Supplied entries —

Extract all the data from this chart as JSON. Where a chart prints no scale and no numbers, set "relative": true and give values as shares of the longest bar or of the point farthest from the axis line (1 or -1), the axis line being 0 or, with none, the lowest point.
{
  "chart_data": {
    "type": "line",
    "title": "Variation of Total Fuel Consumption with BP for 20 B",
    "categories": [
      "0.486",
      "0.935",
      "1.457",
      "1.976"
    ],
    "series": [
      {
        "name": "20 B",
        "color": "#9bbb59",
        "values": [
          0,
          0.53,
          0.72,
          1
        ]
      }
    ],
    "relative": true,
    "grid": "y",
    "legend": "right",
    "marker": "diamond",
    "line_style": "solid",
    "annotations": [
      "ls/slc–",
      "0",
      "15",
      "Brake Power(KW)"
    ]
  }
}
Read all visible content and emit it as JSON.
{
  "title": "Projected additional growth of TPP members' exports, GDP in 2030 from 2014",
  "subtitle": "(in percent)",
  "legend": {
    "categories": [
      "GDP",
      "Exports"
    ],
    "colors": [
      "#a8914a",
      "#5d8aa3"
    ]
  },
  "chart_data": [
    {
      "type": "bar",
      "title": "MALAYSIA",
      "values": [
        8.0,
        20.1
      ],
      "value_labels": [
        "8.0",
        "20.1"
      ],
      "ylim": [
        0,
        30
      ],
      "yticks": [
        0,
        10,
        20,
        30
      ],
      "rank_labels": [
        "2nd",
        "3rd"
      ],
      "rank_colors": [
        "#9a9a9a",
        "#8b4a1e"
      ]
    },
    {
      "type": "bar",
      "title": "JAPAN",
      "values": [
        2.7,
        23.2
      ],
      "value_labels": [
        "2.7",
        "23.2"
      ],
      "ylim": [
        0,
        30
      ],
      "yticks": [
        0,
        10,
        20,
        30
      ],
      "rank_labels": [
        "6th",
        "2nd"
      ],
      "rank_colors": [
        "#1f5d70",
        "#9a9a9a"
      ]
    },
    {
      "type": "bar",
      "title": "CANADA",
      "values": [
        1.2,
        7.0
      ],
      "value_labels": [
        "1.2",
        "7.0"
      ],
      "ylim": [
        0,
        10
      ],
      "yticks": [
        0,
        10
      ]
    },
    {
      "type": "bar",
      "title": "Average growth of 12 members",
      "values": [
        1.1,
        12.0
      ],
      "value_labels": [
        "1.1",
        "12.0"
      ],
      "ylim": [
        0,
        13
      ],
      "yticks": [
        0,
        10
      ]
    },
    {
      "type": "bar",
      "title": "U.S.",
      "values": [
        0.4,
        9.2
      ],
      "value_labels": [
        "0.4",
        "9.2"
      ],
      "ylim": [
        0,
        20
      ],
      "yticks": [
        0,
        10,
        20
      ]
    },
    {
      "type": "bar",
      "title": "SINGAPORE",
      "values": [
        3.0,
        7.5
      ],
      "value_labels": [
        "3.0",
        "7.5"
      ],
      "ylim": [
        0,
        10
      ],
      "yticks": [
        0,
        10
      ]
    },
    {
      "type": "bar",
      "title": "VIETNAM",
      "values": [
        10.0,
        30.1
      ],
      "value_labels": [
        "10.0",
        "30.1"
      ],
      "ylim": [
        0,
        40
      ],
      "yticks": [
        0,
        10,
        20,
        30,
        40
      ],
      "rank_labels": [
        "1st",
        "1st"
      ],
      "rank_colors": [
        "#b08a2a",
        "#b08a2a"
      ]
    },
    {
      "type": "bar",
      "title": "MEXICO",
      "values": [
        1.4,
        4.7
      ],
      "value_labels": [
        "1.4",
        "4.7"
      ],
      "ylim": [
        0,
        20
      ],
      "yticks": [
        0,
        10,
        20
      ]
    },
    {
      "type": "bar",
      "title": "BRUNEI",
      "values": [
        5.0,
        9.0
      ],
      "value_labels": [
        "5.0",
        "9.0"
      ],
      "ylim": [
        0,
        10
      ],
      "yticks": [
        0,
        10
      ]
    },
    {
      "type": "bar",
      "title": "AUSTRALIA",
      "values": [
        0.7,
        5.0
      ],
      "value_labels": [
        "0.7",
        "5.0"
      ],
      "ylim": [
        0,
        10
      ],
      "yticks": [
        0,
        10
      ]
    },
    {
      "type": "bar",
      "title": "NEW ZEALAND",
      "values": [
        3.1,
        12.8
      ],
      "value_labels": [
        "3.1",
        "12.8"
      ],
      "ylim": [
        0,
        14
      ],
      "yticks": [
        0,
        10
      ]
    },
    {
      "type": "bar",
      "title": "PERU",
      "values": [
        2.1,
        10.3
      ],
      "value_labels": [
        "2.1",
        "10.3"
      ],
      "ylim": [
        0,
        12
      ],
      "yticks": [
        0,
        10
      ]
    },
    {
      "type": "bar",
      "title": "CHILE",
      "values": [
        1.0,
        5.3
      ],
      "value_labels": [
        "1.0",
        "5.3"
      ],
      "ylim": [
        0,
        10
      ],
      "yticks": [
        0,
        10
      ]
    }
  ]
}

Exercise task —
Reproduce each record shown above without altering a single word.

Reply to the exercise —
Extract all the data from this chart as JSON. Where a chart prints no scale and no numbers, set "relative": true and give values as shares of the longest bar or of the point farthest from the axis line (1 or -1), the axis line being 0 or, with none, the lowest point.
{
  "chart_data": {
    "type": "line",
    "title": "Variation of Total Fuel Consumption with BP for 20 B",
    "categories": [
      "0.486",
      "0.935",
      "1.457",
      "1.976"
    ],
    "series": [
      {
        "name": "20 B",
        "color": "#9bbb59",
        "values": [
          0,
          0.53,
          0.72,
          1
        ]
      }
    ],
    "relative": true,
    "grid": "y",
    "legend": "right",
    "marker": "diamond",
    "line_style": "solid",
    "annotations": [
      "ls/slc–",
      "0",
      "15",
      "Brake Power(KW)"
    ]
  }
}
Read all visible content and emit it as JSON.
{
  "title": "Projected additional growth of TPP members' exports, GDP in 2030 from 2014",
  "subtitle": "(in percent)",
  "legend": {
    "categories": [
      "GDP",
      "Exports"
    ],
    "colors": [
      "#a8914a",
      "#5d8aa3"
    ]
  },
  "chart_data": [
    {
      "type": "bar",
      "title": "MALAYSIA",
      "values": [
        8.0,
        20.1
      ],
      "value_labels": [
        "8.0",
        "20.1"
      ],
      "ylim": [
        0,
        30
      ],
      "yticks": [
        0,
        10,
        20,
        30
      ],
      "rank_labels": [
        "2nd",
        "3rd"
      ],
      "rank_colors": [
        "#9a9a9a",
        "#8b4a1e"
      ]
    },
    {
      "type": "bar",
      "title": "JAPAN",
      "values": [
        2.7,
        23.2
      ],
      "value_labels": [
        "2.7",
        "23.2"
      ],
      "ylim": [
        0,
        30
      ],
      "yticks": [
        0,
        10,
        20,
        30
      ],
      "rank_labels": [
        "6th",
        "2nd"
      ],
      "rank_colors": [
        "#1f5d70",
        "#9a9a9a"
      ]
    },
    {
      "type": "bar",
      "title": "CANADA",
      "values": [
        1.2,
        7.0
      ],
      "value_labels": [
        "1.2",
        "7.0"
      ],
      "ylim": [
        0,
        10
      ],
      "yticks": [
        0,
        10
      ]
    },
    {
      "type": "bar",
      "title": "Average growth of 12 members",
      "values": [
        1.1,
        12.0
      ],
      "value_labels": [
        "1.1",
        "12.0"
      ],
      "ylim": [
        0,
        13
      ],
      "yticks": [
        0,
        10
      ]
    },
    {
      "type": "bar",
      "title": "U.S.",
      "values": [
        0.4,
        9.2
      ],
      "value_labels": [
        "0.4",
        "9.2"
      ],
      "ylim": [
        0,
        20
      ],
      "yticks": [
        0,
        10,
        20
      ]
    },
    {
      "type": "bar",
      "title": "SINGAPORE",
      "values": [
        3.0,
        7.5
      ],
      "value_labels": [
        "3.0",
        "7.5"
      ],
      "ylim": [
        0,
        10
      ],
      "yticks": [
        0,
        10
      ]
    },
    {
      "type": "bar",
      "title": "VIETNAM",
      "values": [
        10.0,
        30.1
      ],
      "value_labels": [
        "10.0",
        "30.1"
      ],
      "ylim": [
        0,
        40
      ],
      "yticks": [
        0,
        10,
        20,
        30,
        40
      ],
      "rank_labels": [
        "1st",
        "1st"
      ],
      "rank_colors": [
        "#b08a2a",
        "#b08a2a"
      ]
    },
    {
      "type": "bar",
      "title": "MEXICO",
      "values": [
        1.4,
        4.7
      ],
      "value_labels": [
        "1.4",
        "4.7"
      ],
      "ylim": [
        0,
        20
      ],
      "yticks": [
        0,
        10,
        20
      ]
    },
    {
      "type": "bar",
      "title": "BRUNEI",
      "values": [
        5.0,
        9.0
      ],
      "value_labels": [
        "5.0",
        "9.0"
      ],
      "ylim": [
        0,
        10
      ],
      "yticks": [
        0,
        10
      ]
    },
    {
      "type": "bar",
      "title": "AUSTRALIA",
      "values": [
        0.7,
        5.0
      ],
      "value_labels": [
        "0.7",
        "5.0"
      ],
      "ylim": [
        0,
        10
      ],
      "yticks": [
        0,
        10
      ]
    },
    {
      "type": "bar",
      "title": "NEW ZEALAND",
      "values": [
        3.1,
        12.8
      ],
      "value_labels": [
        "3.1",
        "12.8"
      ],
      "ylim": [
        0,
        14
      ],
      "yticks": [
        0,
        10
      ]
    },
    {
      "type": "bar",
      "title": "PERU",
      "values": [
        2.1,
        10.3
      ],
      "value_labels": [
        "2.1",
        "10.3"
      ],
      "ylim": [
        0,
        12
      ],
      "yticks": [
        0,
        10
      ]
    },
    {
      "type": "bar",
      "title": "CHILE",
      "values": [
        1.0,
        5.3
      ],
      "value_labels": [
        "1.0",
        "5.3"
      ],
      "ylim": [
        0,
        10
      ],
      "yticks": [
        0,
        10
      ]
    }
  ]
}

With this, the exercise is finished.